TASK TO COMPLETE ->
Write out exactly the lines below that run from the one containing "Read all visible content and emit it as JSON." through the one containing "Extract the structured", both included, with no other lines.

LISTING ->
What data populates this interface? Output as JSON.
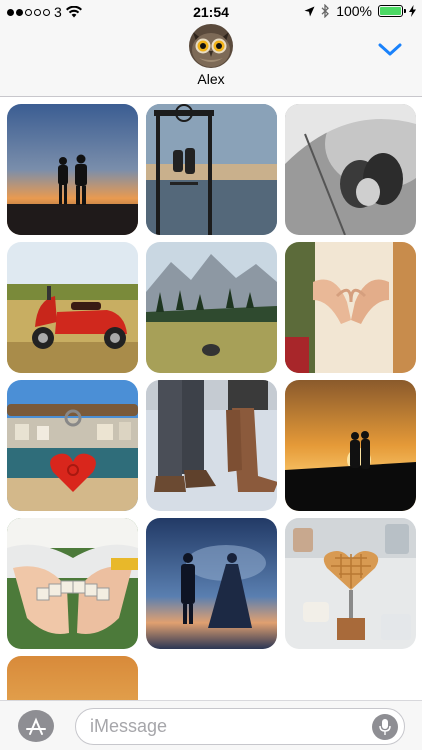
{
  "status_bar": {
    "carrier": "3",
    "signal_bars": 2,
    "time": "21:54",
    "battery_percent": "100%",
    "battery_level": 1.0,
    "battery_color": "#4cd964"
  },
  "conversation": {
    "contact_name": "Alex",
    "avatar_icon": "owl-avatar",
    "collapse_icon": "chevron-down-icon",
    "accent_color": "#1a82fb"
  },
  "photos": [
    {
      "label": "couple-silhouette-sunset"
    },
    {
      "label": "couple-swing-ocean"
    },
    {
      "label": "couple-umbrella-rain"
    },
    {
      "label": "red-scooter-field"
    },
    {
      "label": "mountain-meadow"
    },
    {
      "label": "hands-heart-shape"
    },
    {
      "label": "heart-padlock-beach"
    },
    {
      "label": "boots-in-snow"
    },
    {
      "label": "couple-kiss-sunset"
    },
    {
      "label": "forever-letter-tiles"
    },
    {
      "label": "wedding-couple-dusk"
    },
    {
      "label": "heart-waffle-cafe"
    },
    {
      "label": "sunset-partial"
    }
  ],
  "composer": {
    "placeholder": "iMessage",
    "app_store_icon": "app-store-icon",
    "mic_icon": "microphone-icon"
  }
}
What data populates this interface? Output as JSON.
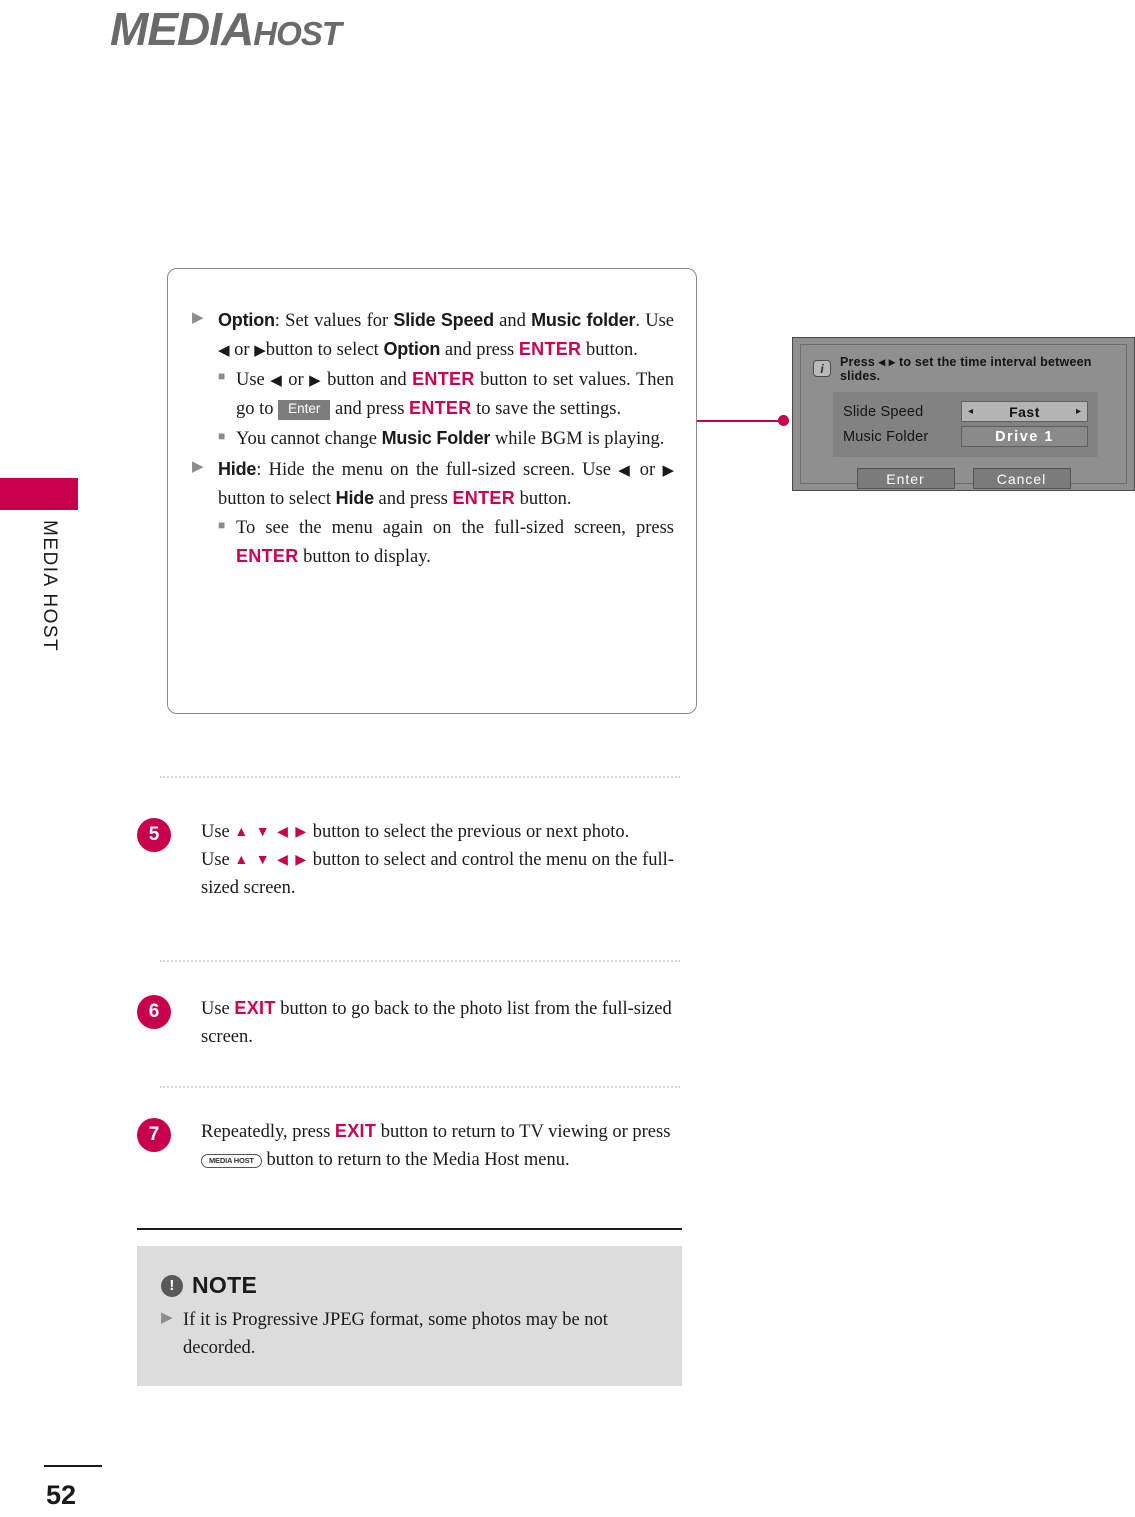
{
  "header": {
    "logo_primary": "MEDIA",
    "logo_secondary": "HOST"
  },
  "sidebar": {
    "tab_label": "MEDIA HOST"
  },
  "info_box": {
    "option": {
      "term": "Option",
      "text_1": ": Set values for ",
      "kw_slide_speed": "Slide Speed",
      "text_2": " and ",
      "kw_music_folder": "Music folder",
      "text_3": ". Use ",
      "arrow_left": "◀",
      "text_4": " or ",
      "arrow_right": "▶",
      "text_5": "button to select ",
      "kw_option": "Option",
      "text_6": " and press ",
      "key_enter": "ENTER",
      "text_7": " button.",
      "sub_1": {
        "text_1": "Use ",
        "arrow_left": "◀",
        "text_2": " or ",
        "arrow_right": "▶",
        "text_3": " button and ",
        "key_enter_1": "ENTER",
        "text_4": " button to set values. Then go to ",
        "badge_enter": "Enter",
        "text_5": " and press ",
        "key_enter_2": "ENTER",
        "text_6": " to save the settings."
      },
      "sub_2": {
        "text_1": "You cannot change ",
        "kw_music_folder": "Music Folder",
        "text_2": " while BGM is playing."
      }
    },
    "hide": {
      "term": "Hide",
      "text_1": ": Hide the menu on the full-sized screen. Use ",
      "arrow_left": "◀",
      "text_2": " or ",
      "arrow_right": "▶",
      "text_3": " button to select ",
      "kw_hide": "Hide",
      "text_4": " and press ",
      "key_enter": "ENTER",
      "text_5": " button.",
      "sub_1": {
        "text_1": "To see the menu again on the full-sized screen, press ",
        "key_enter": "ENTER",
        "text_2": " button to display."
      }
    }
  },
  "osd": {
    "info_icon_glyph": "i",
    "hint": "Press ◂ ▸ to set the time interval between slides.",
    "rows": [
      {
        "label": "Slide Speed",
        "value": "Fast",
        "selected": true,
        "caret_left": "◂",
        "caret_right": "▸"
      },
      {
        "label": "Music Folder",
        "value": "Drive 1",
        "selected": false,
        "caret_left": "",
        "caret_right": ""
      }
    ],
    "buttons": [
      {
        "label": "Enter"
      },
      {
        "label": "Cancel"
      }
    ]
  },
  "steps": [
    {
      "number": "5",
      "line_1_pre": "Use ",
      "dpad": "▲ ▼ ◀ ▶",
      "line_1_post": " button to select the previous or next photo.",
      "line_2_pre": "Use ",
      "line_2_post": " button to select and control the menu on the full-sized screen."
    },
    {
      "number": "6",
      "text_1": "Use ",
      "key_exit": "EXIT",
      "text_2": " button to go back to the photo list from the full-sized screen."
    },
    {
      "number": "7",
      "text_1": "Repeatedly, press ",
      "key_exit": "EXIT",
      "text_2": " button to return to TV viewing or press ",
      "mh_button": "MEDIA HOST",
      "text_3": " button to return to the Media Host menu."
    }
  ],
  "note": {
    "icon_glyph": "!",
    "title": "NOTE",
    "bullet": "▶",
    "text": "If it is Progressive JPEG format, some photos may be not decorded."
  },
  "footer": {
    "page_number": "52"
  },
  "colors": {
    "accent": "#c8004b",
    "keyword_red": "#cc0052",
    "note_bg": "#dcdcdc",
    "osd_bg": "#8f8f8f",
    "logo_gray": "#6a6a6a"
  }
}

...

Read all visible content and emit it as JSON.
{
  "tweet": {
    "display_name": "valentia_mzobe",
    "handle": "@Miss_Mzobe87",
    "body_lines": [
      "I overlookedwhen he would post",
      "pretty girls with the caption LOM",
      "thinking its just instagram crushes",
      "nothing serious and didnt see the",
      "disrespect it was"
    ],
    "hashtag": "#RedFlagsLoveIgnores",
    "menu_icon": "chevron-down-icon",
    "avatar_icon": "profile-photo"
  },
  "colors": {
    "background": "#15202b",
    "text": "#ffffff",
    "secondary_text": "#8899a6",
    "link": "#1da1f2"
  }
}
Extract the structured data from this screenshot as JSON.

WRITTEN ANSWER ->
Read all visible content and emit it as JSON.
{
  "tweet": {
    "display_name": "valentia_mzobe",
    "handle": "@Miss_Mzobe87",
    "body_lines": [
      "I overlookedwhen he would post",
      "pretty girls with the caption LOM",
      "thinking its just instagram crushes",
      "nothing serious and didnt see the",
      "disrespect it was"
    ],
    "hashtag": "#RedFlagsLoveIgnores",
    "menu_icon": "chevron-down-icon",
    "avatar_icon": "profile-photo"
  },
  "colors": {
    "background": "#15202b",
    "text": "#ffffff",
    "secondary_text": "#8899a6",
    "link": "#1da1f2"
  }
}
Extract the structured data from this screenshot as JSON.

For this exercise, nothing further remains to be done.